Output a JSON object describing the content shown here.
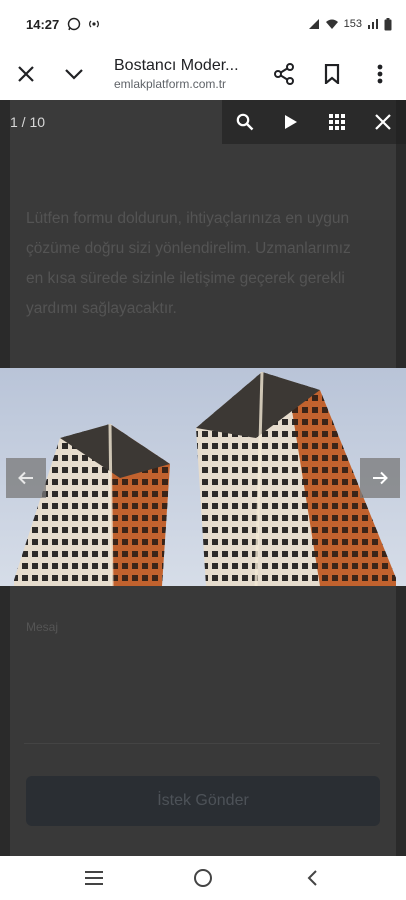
{
  "status": {
    "time": "14:27",
    "right_text": "153"
  },
  "app_bar": {
    "title": "Bostancı Moder...",
    "url": "emlakplatform.com.tr"
  },
  "viewer": {
    "counter": "1 / 10"
  },
  "page": {
    "form_text": "Lütfen formu doldurun, ihtiyaçlarınıza en uygun çözüme doğru sizi yönlendirelim. Uzmanlarımız en kısa sürede sizinle iletişime geçerek gerekli yardımı sağlayacaktır.",
    "message_label": "Mesaj",
    "send_label": "İstek Gönder"
  },
  "colors": {
    "overlay": "#2a2a2a",
    "sky": "#c4cfe0",
    "facade_light": "#e6dccd",
    "facade_orange": "#c1622e"
  }
}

# [Given task]
In the copy, include all records verbatim but no images.

# [Final result]
Output a JSON object describing the content shown here.
{
  "status": {
    "time": "14:27",
    "right_text": "153"
  },
  "app_bar": {
    "title": "Bostancı Moder...",
    "url": "emlakplatform.com.tr"
  },
  "viewer": {
    "counter": "1 / 10"
  },
  "page": {
    "form_text": "Lütfen formu doldurun, ihtiyaçlarınıza en uygun çözüme doğru sizi yönlendirelim. Uzmanlarımız en kısa sürede sizinle iletişime geçerek gerekli yardımı sağlayacaktır.",
    "message_label": "Mesaj",
    "send_label": "İstek Gönder"
  },
  "colors": {
    "overlay": "#2a2a2a",
    "sky": "#c4cfe0",
    "facade_light": "#e6dccd",
    "facade_orange": "#c1622e"
  }
}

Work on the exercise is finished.